Output every record word for word.

◆ **Data to process**:
** START **
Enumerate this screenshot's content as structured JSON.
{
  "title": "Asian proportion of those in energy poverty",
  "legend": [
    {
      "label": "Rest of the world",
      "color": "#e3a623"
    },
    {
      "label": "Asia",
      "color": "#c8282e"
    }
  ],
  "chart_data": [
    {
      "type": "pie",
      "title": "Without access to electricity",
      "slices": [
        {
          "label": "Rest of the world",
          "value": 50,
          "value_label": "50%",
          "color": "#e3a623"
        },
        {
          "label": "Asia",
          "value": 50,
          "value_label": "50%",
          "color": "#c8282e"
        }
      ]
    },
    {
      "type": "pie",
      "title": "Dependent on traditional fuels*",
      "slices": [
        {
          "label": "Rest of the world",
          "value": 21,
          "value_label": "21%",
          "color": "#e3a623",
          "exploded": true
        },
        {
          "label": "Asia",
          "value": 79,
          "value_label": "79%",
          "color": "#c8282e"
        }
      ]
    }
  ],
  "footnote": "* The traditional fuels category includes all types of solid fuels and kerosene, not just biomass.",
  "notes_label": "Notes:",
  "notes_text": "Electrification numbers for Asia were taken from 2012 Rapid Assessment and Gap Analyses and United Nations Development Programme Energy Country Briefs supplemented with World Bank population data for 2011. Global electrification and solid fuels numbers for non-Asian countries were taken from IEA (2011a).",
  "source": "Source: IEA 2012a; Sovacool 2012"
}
** END **
◆ **The response**:
Enumerate this screenshot's content as structured JSON.
{
  "title": "Asian proportion of those in energy poverty",
  "legend": [
    {
      "label": "Rest of the world",
      "color": "#e3a623"
    },
    {
      "label": "Asia",
      "color": "#c8282e"
    }
  ],
  "chart_data": [
    {
      "type": "pie",
      "title": "Without access to electricity",
      "slices": [
        {
          "label": "Rest of the world",
          "value": 50,
          "value_label": "50%",
          "color": "#e3a623"
        },
        {
          "label": "Asia",
          "value": 50,
          "value_label": "50%",
          "color": "#c8282e"
        }
      ]
    },
    {
      "type": "pie",
      "title": "Dependent on traditional fuels*",
      "slices": [
        {
          "label": "Rest of the world",
          "value": 21,
          "value_label": "21%",
          "color": "#e3a623",
          "exploded": true
        },
        {
          "label": "Asia",
          "value": 79,
          "value_label": "79%",
          "color": "#c8282e"
        }
      ]
    }
  ],
  "footnote": "* The traditional fuels category includes all types of solid fuels and kerosene, not just biomass.",
  "notes_label": "Notes:",
  "notes_text": "Electrification numbers for Asia were taken from 2012 Rapid Assessment and Gap Analyses and United Nations Development Programme Energy Country Briefs supplemented with World Bank population data for 2011. Global electrification and solid fuels numbers for non-Asian countries were taken from IEA (2011a).",
  "source": "Source: IEA 2012a; Sovacool 2012"
}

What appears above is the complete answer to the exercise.